Dataset records on visual material:
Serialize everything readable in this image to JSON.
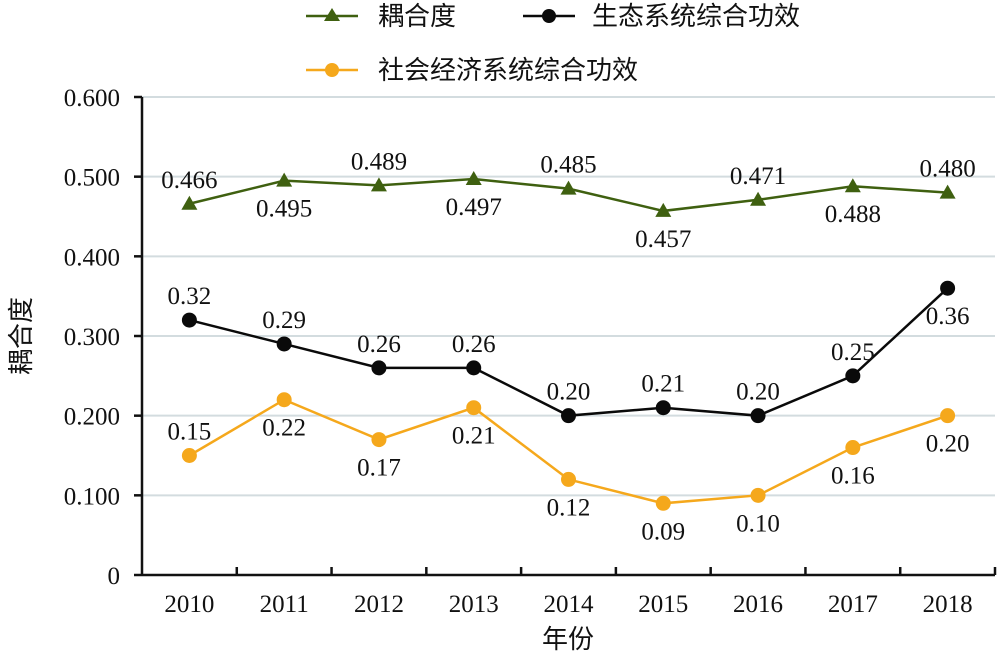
{
  "chart_data": {
    "type": "line",
    "title": "",
    "xlabel": "年份",
    "ylabel": "耦合度",
    "categories": [
      "2010",
      "2011",
      "2012",
      "2013",
      "2014",
      "2015",
      "2016",
      "2017",
      "2018"
    ],
    "ylim": [
      0,
      0.6
    ],
    "yticks": [
      0,
      0.1,
      0.2,
      0.3,
      0.4,
      0.5,
      0.6
    ],
    "ytick_labels": [
      "0",
      "0.100",
      "0.200",
      "0.300",
      "0.400",
      "0.500",
      "0.600"
    ],
    "grid": true,
    "legend_position": "top",
    "series": [
      {
        "name": "耦合度",
        "color": "#3f6010",
        "marker": "triangle",
        "values": [
          0.466,
          0.495,
          0.489,
          0.497,
          0.485,
          0.457,
          0.471,
          0.488,
          0.48
        ],
        "labels": [
          "0.466",
          "0.495",
          "0.489",
          "0.497",
          "0.485",
          "0.457",
          "0.471",
          "0.488",
          "0.480"
        ],
        "label_positions": [
          "above",
          "below",
          "above",
          "below",
          "above",
          "below",
          "above",
          "below",
          "above"
        ]
      },
      {
        "name": "生态系统综合功效",
        "color": "#0a0a0a",
        "marker": "circle",
        "values": [
          0.32,
          0.29,
          0.26,
          0.26,
          0.2,
          0.21,
          0.2,
          0.25,
          0.36
        ],
        "labels": [
          "0.32",
          "0.29",
          "0.26",
          "0.26",
          "0.20",
          "0.21",
          "0.20",
          "0.25",
          "0.36"
        ],
        "label_positions": [
          "above",
          "above",
          "above",
          "above",
          "above",
          "above",
          "above",
          "above",
          "below"
        ]
      },
      {
        "name": "社会经济系统综合功效",
        "color": "#f5a81c",
        "marker": "circle",
        "values": [
          0.15,
          0.22,
          0.17,
          0.21,
          0.12,
          0.09,
          0.1,
          0.16,
          0.2
        ],
        "labels": [
          "0.15",
          "0.22",
          "0.17",
          "0.21",
          "0.12",
          "0.09",
          "0.10",
          "0.16",
          "0.20"
        ],
        "label_positions": [
          "above",
          "below",
          "below",
          "below",
          "below",
          "below",
          "below",
          "below",
          "below"
        ]
      }
    ]
  }
}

What is asked: Go through the material and copy out every line with "name" in it.

Worked solution:
        "name": "耦合度",
        "name": "生态系统综合功效",
        "name": "社会经济系统综合功效",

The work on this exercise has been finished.